> Task goal
Copy the listing below in full, exactly as given.

> Data to use
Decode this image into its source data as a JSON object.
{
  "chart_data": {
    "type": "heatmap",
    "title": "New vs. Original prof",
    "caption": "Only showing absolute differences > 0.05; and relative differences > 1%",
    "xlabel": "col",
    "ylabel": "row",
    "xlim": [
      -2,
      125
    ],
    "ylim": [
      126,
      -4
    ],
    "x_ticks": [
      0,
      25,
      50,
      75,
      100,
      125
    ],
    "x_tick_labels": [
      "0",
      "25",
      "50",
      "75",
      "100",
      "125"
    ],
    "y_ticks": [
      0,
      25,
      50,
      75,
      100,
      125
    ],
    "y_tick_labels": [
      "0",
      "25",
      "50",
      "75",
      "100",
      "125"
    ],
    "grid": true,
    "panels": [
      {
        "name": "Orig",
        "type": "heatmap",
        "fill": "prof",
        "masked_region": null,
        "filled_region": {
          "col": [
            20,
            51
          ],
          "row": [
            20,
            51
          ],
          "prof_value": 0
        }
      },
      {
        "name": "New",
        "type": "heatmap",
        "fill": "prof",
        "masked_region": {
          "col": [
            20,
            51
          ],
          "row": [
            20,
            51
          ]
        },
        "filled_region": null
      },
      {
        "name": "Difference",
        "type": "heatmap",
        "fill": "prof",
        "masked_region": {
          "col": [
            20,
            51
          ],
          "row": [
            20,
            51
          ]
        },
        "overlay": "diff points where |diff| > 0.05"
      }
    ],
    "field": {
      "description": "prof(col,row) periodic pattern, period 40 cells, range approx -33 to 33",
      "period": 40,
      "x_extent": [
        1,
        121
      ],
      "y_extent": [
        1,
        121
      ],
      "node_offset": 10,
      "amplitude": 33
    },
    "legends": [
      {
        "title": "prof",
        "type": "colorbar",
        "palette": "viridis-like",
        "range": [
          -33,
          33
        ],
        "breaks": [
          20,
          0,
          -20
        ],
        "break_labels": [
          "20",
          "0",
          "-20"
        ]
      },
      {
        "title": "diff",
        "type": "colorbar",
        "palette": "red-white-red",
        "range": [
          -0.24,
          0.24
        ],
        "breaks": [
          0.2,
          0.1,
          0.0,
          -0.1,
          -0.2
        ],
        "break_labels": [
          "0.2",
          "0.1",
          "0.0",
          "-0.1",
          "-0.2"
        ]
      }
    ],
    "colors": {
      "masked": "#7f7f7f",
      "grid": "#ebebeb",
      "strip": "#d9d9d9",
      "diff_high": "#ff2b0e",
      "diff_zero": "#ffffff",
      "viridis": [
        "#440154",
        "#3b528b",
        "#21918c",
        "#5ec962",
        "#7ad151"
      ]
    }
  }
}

> Result of this task
Decode this image into its source data as a JSON object.
{
  "chart_data": {
    "type": "heatmap",
    "title": "New vs. Original prof",
    "caption": "Only showing absolute differences > 0.05; and relative differences > 1%",
    "xlabel": "col",
    "ylabel": "row",
    "xlim": [
      -2,
      125
    ],
    "ylim": [
      126,
      -4
    ],
    "x_ticks": [
      0,
      25,
      50,
      75,
      100,
      125
    ],
    "x_tick_labels": [
      "0",
      "25",
      "50",
      "75",
      "100",
      "125"
    ],
    "y_ticks": [
      0,
      25,
      50,
      75,
      100,
      125
    ],
    "y_tick_labels": [
      "0",
      "25",
      "50",
      "75",
      "100",
      "125"
    ],
    "grid": true,
    "panels": [
      {
        "name": "Orig",
        "type": "heatmap",
        "fill": "prof",
        "masked_region": null,
        "filled_region": {
          "col": [
            20,
            51
          ],
          "row": [
            20,
            51
          ],
          "prof_value": 0
        }
      },
      {
        "name": "New",
        "type": "heatmap",
        "fill": "prof",
        "masked_region": {
          "col": [
            20,
            51
          ],
          "row": [
            20,
            51
          ]
        },
        "filled_region": null
      },
      {
        "name": "Difference",
        "type": "heatmap",
        "fill": "prof",
        "masked_region": {
          "col": [
            20,
            51
          ],
          "row": [
            20,
            51
          ]
        },
        "overlay": "diff points where |diff| > 0.05"
      }
    ],
    "field": {
      "description": "prof(col,row) periodic pattern, period 40 cells, range approx -33 to 33",
      "period": 40,
      "x_extent": [
        1,
        121
      ],
      "y_extent": [
        1,
        121
      ],
      "node_offset": 10,
      "amplitude": 33
    },
    "legends": [
      {
        "title": "prof",
        "type": "colorbar",
        "palette": "viridis-like",
        "range": [
          -33,
          33
        ],
        "breaks": [
          20,
          0,
          -20
        ],
        "break_labels": [
          "20",
          "0",
          "-20"
        ]
      },
      {
        "title": "diff",
        "type": "colorbar",
        "palette": "red-white-red",
        "range": [
          -0.24,
          0.24
        ],
        "breaks": [
          0.2,
          0.1,
          0.0,
          -0.1,
          -0.2
        ],
        "break_labels": [
          "0.2",
          "0.1",
          "0.0",
          "-0.1",
          "-0.2"
        ]
      }
    ],
    "colors": {
      "masked": "#7f7f7f",
      "grid": "#ebebeb",
      "strip": "#d9d9d9",
      "diff_high": "#ff2b0e",
      "diff_zero": "#ffffff",
      "viridis": [
        "#440154",
        "#3b528b",
        "#21918c",
        "#5ec962",
        "#7ad151"
      ]
    }
  }
}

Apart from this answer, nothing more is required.